— Selected excerpt —

--------------------------------

Nutrition: Science news of the year, 2008
Science News writers and editors looked back at the past year's stories and selected a handful as the year's most interesting and important in Nutrition. Follow hotlinks to the full, original stories.
By Science News
Food advice could be peanuts
Early exposure seems to lessen the risk of nut allergy
Consuming peanut butter in infancy appears to lessen, not increase, a child’s risk of developing a peanut allergy later (SN: 12/6/08, p. 8). The findings clash with some pediatric practices of the past decade and suggest that eating peanuts early might induce tolerance and head off the aberrant immune response that underlies an allergic reaction. “This work is extremely thought-provoking and raises the possibility that an approach of trying to avoid peanuts may be the wrong thing to do,” says Robert Wood, an immunologist and pediatric allergist at Johns Hopkins University in Baltimore.
Ginkgo, don’t bother The supplement ginkgo biloba fails to ward off Alzheimer’s disease or other forms of dementia any better than a placebo, a study shows (SN: 12/20/08, p. 8).
In the gut Overweight children host intestinal bacteria as babies that differ from those hosted by other kids, a new study finds (SN: 4/5/08, p. 221).
Low-carb works A diet that limits carbohydrate intake results in more weight loss and better cholesterol readings than regimens that restrict calories through low-fat and Mediterranean diets (SN: 8/16/08, p. 9).
Vitamin D value The health risks associated with vitamin D deficiency continue to grow, extending to heart attacks in men (SN: 7/5/08, p. 9) and possibly Parkinson’s disease (SN: 11/8/08, p. 18).
First lipid hormone An omega-7 fatty acid called palmitoleate works like a hormone. It mimics the health benefits of insulin and fends off diabetes (SN: 10/11/08, p. 15).
Add in potassium A new study finds that diets rich in potassium appear to protect muscle, and fruits and veggies are a primo source of dietary potassium (SN: 3/29/08, p. 205).
Helpful mushrooms White button mushrooms, the plain Janes of edible fungi, are actually quite stimulating: Their powder seems to jump-start the immune response of cells taken from mice, a new study finds (SN: 3/8/08, p. 157).
A burning, storage swap Eating and making fat are two separate activities in the brain of the roundworm C. elegans. If the functions are also controlled by separate parts of the human brain, new therapies for obesity might be able to tell the brain to burn extra calories instead of storing them as fat (SN Online: 8/5/08).
Antioxidants not anticancer Selenium, vitamin C and vitamin E don’t lower incidence of prostate cancer in two large trials (SN Online: 12/9/08).

--------------------------------

Data excerpts:
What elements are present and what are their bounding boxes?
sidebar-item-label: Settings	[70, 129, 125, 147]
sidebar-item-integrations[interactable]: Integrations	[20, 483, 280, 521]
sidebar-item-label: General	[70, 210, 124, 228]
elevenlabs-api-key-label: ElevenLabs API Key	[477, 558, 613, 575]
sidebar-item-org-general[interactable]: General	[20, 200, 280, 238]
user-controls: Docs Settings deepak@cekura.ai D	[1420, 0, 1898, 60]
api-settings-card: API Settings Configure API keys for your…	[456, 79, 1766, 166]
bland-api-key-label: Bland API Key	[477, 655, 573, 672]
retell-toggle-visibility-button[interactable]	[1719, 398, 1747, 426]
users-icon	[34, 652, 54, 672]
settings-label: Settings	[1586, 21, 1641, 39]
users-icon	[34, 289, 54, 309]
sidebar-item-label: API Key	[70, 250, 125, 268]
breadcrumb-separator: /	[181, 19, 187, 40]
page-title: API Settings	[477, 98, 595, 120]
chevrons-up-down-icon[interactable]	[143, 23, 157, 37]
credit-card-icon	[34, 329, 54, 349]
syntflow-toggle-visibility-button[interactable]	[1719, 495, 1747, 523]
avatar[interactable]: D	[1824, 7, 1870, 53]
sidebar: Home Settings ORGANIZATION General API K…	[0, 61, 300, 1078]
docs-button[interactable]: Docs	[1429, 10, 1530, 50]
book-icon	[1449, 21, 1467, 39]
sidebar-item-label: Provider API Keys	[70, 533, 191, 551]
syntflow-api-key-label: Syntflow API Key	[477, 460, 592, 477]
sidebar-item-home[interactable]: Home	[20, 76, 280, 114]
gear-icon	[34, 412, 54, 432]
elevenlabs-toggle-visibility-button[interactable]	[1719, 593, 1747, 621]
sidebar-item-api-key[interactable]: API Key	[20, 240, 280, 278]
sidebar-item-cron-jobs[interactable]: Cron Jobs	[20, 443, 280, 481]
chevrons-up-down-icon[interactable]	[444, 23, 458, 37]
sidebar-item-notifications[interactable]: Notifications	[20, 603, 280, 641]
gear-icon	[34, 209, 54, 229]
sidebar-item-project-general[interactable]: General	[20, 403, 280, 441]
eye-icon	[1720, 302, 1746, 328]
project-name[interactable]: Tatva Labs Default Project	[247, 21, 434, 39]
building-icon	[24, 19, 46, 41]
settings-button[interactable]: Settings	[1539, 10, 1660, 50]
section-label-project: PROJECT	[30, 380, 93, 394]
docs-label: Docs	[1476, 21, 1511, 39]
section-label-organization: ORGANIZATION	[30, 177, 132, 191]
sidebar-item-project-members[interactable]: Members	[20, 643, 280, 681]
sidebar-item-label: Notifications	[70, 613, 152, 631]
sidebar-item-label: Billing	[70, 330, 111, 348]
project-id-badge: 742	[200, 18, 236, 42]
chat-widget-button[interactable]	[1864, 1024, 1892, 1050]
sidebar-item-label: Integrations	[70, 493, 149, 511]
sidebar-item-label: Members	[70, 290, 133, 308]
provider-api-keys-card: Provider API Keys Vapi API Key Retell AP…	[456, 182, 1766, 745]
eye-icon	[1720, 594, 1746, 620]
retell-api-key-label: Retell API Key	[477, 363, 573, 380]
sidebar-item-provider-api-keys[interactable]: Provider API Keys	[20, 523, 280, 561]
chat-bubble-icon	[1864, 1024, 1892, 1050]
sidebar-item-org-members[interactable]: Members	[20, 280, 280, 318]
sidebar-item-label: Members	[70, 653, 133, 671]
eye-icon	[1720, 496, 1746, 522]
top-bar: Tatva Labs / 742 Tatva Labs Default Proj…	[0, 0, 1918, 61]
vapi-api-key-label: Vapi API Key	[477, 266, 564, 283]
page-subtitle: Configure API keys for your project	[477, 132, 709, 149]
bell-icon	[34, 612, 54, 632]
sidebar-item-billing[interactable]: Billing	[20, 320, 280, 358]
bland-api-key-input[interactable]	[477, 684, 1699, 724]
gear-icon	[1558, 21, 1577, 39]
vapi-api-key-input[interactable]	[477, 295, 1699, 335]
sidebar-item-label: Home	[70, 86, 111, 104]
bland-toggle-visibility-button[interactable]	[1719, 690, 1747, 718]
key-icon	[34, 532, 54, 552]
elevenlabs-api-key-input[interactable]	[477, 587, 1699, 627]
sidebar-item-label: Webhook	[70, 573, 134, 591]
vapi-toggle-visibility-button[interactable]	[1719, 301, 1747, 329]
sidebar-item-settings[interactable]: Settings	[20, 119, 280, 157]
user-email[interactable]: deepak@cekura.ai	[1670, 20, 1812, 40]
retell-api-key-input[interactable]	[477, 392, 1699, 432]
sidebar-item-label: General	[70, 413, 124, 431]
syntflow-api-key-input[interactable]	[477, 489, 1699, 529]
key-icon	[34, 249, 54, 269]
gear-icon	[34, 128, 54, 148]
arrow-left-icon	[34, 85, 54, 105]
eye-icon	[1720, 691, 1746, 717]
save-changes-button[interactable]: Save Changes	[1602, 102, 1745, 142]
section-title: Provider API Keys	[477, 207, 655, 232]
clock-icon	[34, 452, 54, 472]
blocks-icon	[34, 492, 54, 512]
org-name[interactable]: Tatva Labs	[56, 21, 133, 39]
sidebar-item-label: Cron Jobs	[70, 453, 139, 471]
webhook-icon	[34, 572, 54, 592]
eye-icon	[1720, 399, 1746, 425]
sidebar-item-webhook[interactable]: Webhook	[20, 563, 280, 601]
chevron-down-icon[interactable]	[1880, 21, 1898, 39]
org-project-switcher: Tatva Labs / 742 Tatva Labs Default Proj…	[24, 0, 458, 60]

--------------------------------

— Your tasks —
[A] Return everything in the 2008 nutrition roundup from "Helpful mushrooms White" down to "3/8/08, p. 157).", copied word for word.
[B] In the 2008 nutrition roundup, which fatty acid is said to work like a hormone?

— Per-task outputs —
[A]
Helpful mushrooms White button mushrooms, the plain Janes of edible fungi, are actually quite stimulating: Their powder seems to jump-start the immune response of cells taken from mice, a new study finds (SN: 3/8/08, p. 157).

[B] An omega-7 fatty acid called palmitoleate.